> **Records**:
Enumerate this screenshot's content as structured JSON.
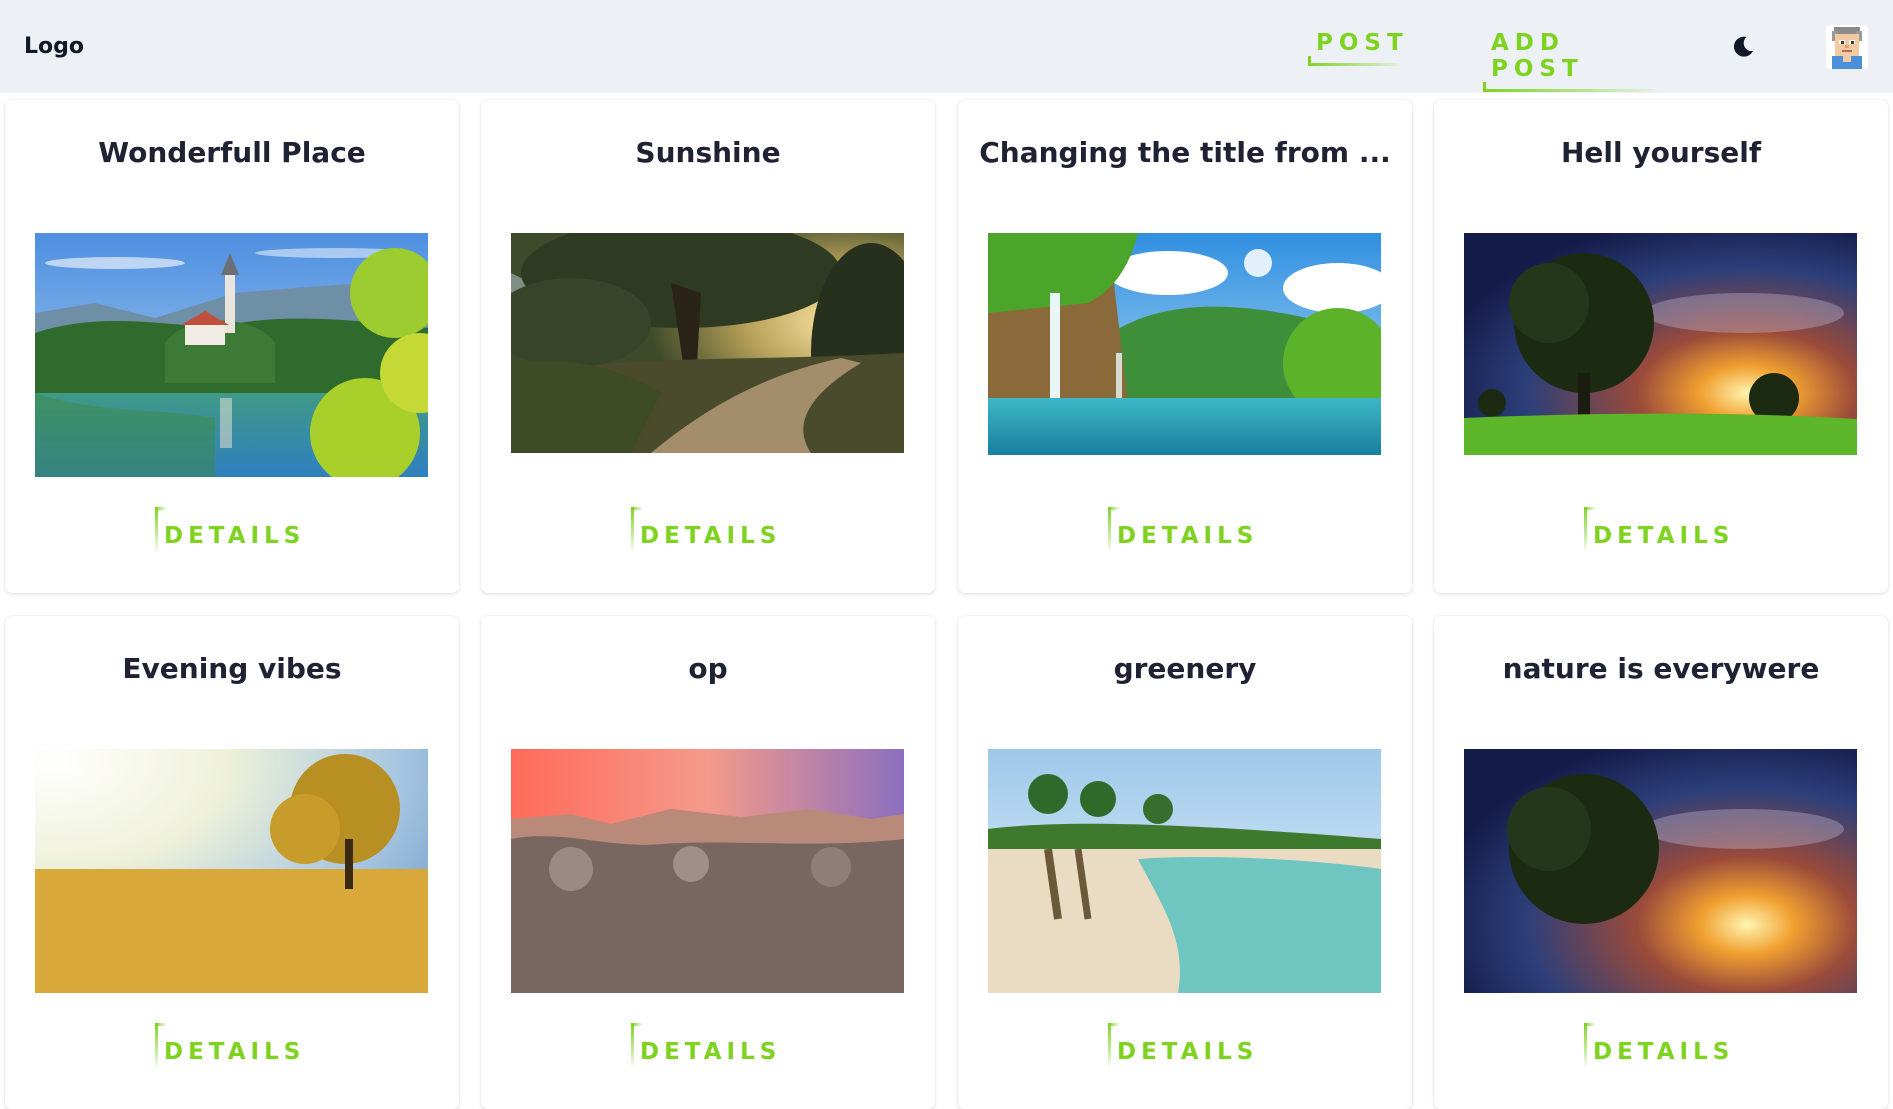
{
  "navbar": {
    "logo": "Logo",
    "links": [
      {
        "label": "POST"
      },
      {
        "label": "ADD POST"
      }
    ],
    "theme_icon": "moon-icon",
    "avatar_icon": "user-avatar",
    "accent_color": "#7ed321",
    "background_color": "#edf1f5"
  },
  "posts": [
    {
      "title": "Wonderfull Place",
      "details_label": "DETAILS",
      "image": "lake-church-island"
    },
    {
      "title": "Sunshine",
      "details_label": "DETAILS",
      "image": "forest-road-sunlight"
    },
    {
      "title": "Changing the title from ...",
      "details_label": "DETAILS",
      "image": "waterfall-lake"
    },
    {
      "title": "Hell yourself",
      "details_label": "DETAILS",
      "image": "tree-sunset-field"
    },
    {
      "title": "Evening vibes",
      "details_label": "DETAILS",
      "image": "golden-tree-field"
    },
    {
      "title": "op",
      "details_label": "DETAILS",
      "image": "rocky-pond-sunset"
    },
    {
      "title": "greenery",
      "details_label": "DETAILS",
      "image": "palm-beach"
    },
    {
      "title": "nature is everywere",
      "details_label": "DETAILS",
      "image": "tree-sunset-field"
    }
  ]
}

> **Written exercise**: Every entry above should be duplicated exactly. Do not include the images.

> **Full output**:
Enumerate this screenshot's content as structured JSON.
{
  "navbar": {
    "logo": "Logo",
    "links": [
      {
        "label": "POST"
      },
      {
        "label": "ADD POST"
      }
    ],
    "theme_icon": "moon-icon",
    "avatar_icon": "user-avatar",
    "accent_color": "#7ed321",
    "background_color": "#edf1f5"
  },
  "posts": [
    {
      "title": "Wonderfull Place",
      "details_label": "DETAILS",
      "image": "lake-church-island"
    },
    {
      "title": "Sunshine",
      "details_label": "DETAILS",
      "image": "forest-road-sunlight"
    },
    {
      "title": "Changing the title from ...",
      "details_label": "DETAILS",
      "image": "waterfall-lake"
    },
    {
      "title": "Hell yourself",
      "details_label": "DETAILS",
      "image": "tree-sunset-field"
    },
    {
      "title": "Evening vibes",
      "details_label": "DETAILS",
      "image": "golden-tree-field"
    },
    {
      "title": "op",
      "details_label": "DETAILS",
      "image": "rocky-pond-sunset"
    },
    {
      "title": "greenery",
      "details_label": "DETAILS",
      "image": "palm-beach"
    },
    {
      "title": "nature is everywere",
      "details_label": "DETAILS",
      "image": "tree-sunset-field"
    }
  ]
}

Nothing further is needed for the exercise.